▶ _Text segment_
YES

We show the termination of the TRS R:

  g(f(x),y) -> f(h(x,y))
  h(x,y) -> g(x,f(y))

-- SCC decomposition.

Consider the dependency pair problem (P, R), where P consists of

p1: g#(f(x),y) -> h#(x,y)
p2: h#(x,y) -> g#(x,f(y))

and R consists of:

r1: g(f(x),y) -> f(h(x,y))
r2: h(x,y) -> g(x,f(y))

The estimated dependency graph contains the following SCCs:

  {p1, p2}


-- Reduction pair.

Consider the dependency pair problem (P, R), where P consists of

p1: g#(f(x),y) -> h#(x,y)
p2: h#(x,y) -> g#(x,f(y))

and R consists of:

r1: g(f(x),y) -> f(h(x,y))
r2: h(x,y) -> g(x,f(y))

The set of usable rules consists of

  (no rules)

Take the reduction pair:

  matrix interpretations:
  
    carrier: N^4
    order: lexicographic order
    interpretations:
      g#_A(x1,x2) = x1 + ((0,0,0,0),(1,0,0,0),(0,1,0,0),(0,0,1,0)) x2 + (0,1,0,0)
      f_A(x1) = ((1,0,0,0),(1,1,0,0),(1,0,1,0),(1,1,1,1)) x1 + (2,2,2,1)
      h#_A(x1,x2) = ((1,0,0,0),(0,0,0,0),(0,1,0,0),(0,1,0,0)) x1 + (1,0,1,1)

The next rules are strictly ordered:

  p1, p2

We remove them from the problem.  Then no dependency pair remains.

▶ _Dataset entries_
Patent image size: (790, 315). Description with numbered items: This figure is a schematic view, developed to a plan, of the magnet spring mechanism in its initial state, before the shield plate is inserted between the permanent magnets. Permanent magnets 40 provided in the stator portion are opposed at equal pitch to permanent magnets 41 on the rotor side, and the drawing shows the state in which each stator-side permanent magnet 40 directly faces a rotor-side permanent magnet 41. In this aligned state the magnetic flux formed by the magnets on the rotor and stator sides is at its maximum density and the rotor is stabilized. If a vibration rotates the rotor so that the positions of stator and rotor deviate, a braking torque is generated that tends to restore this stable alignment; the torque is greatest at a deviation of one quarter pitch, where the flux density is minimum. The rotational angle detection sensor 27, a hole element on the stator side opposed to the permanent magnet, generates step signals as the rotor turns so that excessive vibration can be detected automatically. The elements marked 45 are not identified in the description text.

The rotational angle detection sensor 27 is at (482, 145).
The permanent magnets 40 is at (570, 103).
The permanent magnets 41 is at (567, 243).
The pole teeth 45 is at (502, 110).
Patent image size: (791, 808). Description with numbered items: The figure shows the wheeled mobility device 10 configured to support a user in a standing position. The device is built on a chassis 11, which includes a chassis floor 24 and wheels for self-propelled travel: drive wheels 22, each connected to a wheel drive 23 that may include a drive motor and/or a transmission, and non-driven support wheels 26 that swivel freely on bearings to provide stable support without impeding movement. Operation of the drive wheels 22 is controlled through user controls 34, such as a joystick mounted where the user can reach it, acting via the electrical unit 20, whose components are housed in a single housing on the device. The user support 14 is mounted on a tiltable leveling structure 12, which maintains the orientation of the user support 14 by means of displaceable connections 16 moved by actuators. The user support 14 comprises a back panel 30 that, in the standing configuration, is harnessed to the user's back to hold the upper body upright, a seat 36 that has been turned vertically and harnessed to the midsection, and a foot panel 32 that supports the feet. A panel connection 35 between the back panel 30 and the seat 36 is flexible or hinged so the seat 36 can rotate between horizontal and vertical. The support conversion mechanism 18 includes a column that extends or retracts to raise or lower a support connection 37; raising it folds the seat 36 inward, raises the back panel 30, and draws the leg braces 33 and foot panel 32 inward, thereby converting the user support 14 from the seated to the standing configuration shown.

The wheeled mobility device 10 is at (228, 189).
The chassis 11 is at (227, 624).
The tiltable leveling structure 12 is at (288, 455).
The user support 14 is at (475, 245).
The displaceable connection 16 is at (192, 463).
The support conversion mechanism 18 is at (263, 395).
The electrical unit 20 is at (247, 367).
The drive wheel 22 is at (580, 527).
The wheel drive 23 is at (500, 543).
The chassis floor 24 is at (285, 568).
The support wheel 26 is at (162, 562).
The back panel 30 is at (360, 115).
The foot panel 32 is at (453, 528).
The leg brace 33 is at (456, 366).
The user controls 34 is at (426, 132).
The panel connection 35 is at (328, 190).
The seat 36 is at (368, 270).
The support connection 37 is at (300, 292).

▶ _Study questions_
**a)** In the termination proof, reproduce the part that opens with "Take the reduction" and closes with "x1 + (1,0,1,1)", switching "lexicographic order" to "component-wise order".
**b)** What carrier do the matrix interpretations in the termination proof use?

▶ _Answers to the problems_
**a)**
Take the reduction pair:

  matrix interpretations:
  
    carrier: N^4
    order: component-wise order
    interpretations:
      g#_A(x1,x2) = x1 + ((0,0,0,0),(1,0,0,0),(0,1,0,0),(0,0,1,0)) x2 + (0,1,0,0)
      f_A(x1) = ((1,0,0,0),(1,1,0,0),(1,0,1,0),(1,1,1,1)) x1 + (2,2,2,1)
      h#_A(x1,x2) = ((1,0,0,0),(0,0,0,0),(0,1,0,0),(0,1,0,0)) x1 + (1,0,1,1)

**b)** N^4